▶ [TASK TO CARRY OUT] Word for word, copy all the data and drop the pictures.

+++ STORED DATA +++

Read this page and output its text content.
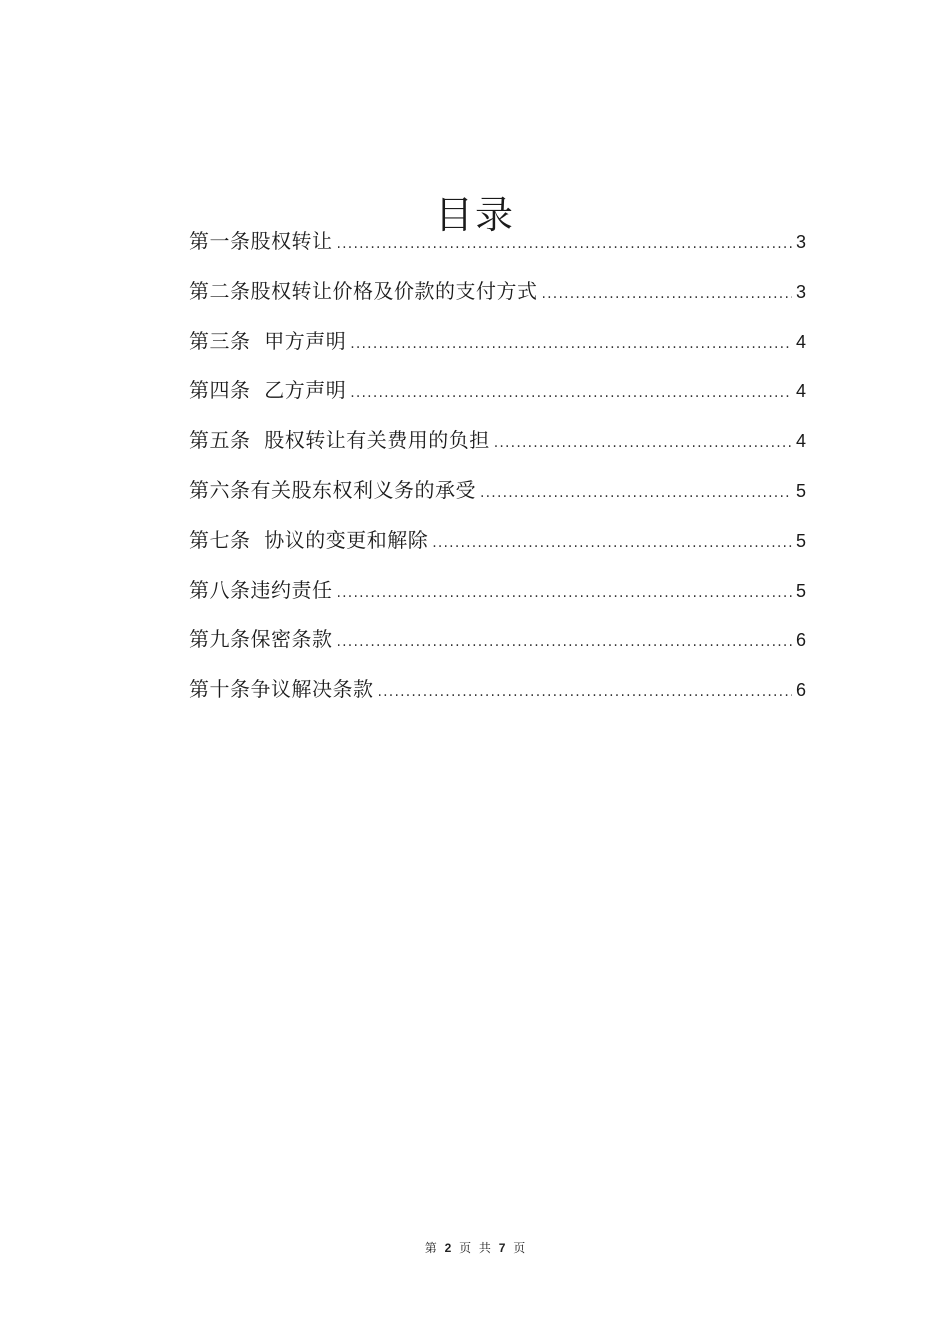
目录
第一条股权转让 .....	3
第二条股权转让价格及价款的支付方式 .....	3
第三条  甲方声明 .....	4
第四条  乙方声明 .....	4
第五条  股权转让有关费用的负担 .....	4
第六条有关股东权利义务的承受 .....	5
第七条  协议的变更和解除 .....	5
第八条违约责任 .....	5
第九条保密条款 .....	6
第十条争议解决条款 .....	6
第 2 页 共 7 页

+++

▶ [OUTPUT FOR THIS TASK]
Read this page and output its text content.
目录
第一条股权转让 .....	3
第二条股权转让价格及价款的支付方式 .....	3
第三条  甲方声明 .....	4
第四条  乙方声明 .....	4
第五条  股权转让有关费用的负担 .....	4
第六条有关股东权利义务的承受 .....	5
第七条  协议的变更和解除 .....	5
第八条违约责任 .....	5
第九条保密条款 .....	6
第十条争议解决条款 .....	6
第 2 页 共 7 页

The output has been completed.